→ WRITTEN TASK: Drop the pictures, then extract the listing word for word.

Dataset items:
____

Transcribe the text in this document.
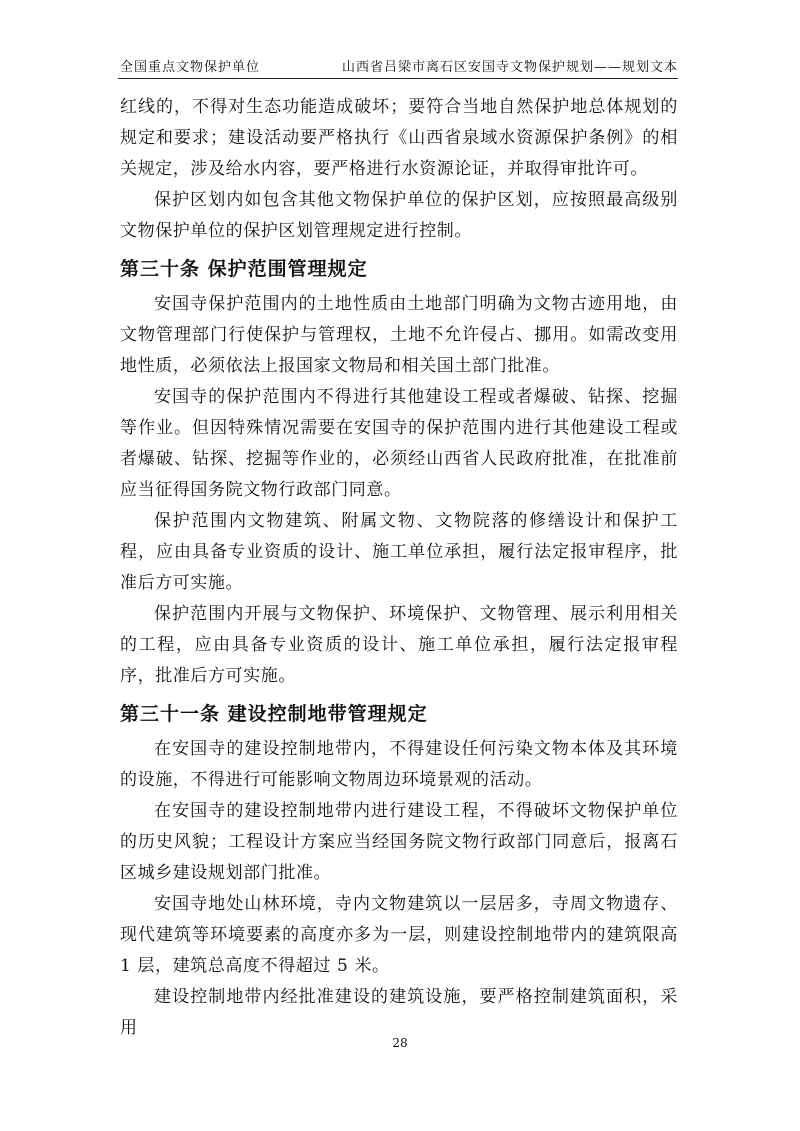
全国重点文物保护单位	山西省吕梁市离石区安国寺文物保护规划——规划文本

红线的，不得对生态功能造成破坏；要符合当地自然保护地总体规划的规定和要求；建设活动要严格执行《山西省泉域水资源保护条例》的相关规定，涉及给水内容，要严格进行水资源论证，并取得审批许可。

保护区划内如包含其他文物保护单位的保护区划，应按照最高级别文物保护单位的保护区划管理规定进行控制。

第三十条 保护范围管理规定

安国寺保护范围内的土地性质由土地部门明确为文物古迹用地，由文物管理部门行使保护与管理权，土地不允许侵占、挪用。如需改变用地性质，必须依法上报国家文物局和相关国土部门批准。

安国寺的保护范围内不得进行其他建设工程或者爆破、钻探、挖掘等作业。但因特殊情况需要在安国寺的保护范围内进行其他建设工程或者爆破、钻探、挖掘等作业的，必须经山西省人民政府批准，在批准前应当征得国务院文物行政部门同意。

保护范围内文物建筑、附属文物、文物院落的修缮设计和保护工程，应由具备专业资质的设计、施工单位承担，履行法定报审程序，批准后方可实施。

保护范围内开展与文物保护、环境保护、文物管理、展示利用相关的工程，应由具备专业资质的设计、施工单位承担，履行法定报审程序，批准后方可实施。

第三十一条 建设控制地带管理规定

在安国寺的建设控制地带内，不得建设任何污染文物本体及其环境的设施，不得进行可能影响文物周边环境景观的活动。

在安国寺的建设控制地带内进行建设工程，不得破坏文物保护单位的历史风貌；工程设计方案应当经国务院文物行政部门同意后，报离石区城乡建设规划部门批准。

安国寺地处山林环境，寺内文物建筑以一层居多，寺周文物遗存、现代建筑等环境要素的高度亦多为一层，则建设控制地带内的建筑限高 1 层，建筑总高度不得超过 5 米。

建设控制地带内经批准建设的建筑设施，要严格控制建筑面积，采用

28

____

→ RESULT FOR THIS EXERCISE:
Transcribe the text in this document.
全国重点文物保护单位	山西省吕梁市离石区安国寺文物保护规划——规划文本

红线的，不得对生态功能造成破坏；要符合当地自然保护地总体规划的规定和要求；建设活动要严格执行《山西省泉域水资源保护条例》的相关规定，涉及给水内容，要严格进行水资源论证，并取得审批许可。

保护区划内如包含其他文物保护单位的保护区划，应按照最高级别文物保护单位的保护区划管理规定进行控制。

第三十条 保护范围管理规定

安国寺保护范围内的土地性质由土地部门明确为文物古迹用地，由文物管理部门行使保护与管理权，土地不允许侵占、挪用。如需改变用地性质，必须依法上报国家文物局和相关国土部门批准。

安国寺的保护范围内不得进行其他建设工程或者爆破、钻探、挖掘等作业。但因特殊情况需要在安国寺的保护范围内进行其他建设工程或者爆破、钻探、挖掘等作业的，必须经山西省人民政府批准，在批准前应当征得国务院文物行政部门同意。

保护范围内文物建筑、附属文物、文物院落的修缮设计和保护工程，应由具备专业资质的设计、施工单位承担，履行法定报审程序，批准后方可实施。

保护范围内开展与文物保护、环境保护、文物管理、展示利用相关的工程，应由具备专业资质的设计、施工单位承担，履行法定报审程序，批准后方可实施。

第三十一条 建设控制地带管理规定

在安国寺的建设控制地带内，不得建设任何污染文物本体及其环境的设施，不得进行可能影响文物周边环境景观的活动。

在安国寺的建设控制地带内进行建设工程，不得破坏文物保护单位的历史风貌；工程设计方案应当经国务院文物行政部门同意后，报离石区城乡建设规划部门批准。

安国寺地处山林环境，寺内文物建筑以一层居多，寺周文物遗存、现代建筑等环境要素的高度亦多为一层，则建设控制地带内的建筑限高 1 层，建筑总高度不得超过 5 米。

建设控制地带内经批准建设的建筑设施，要严格控制建筑面积，采用

28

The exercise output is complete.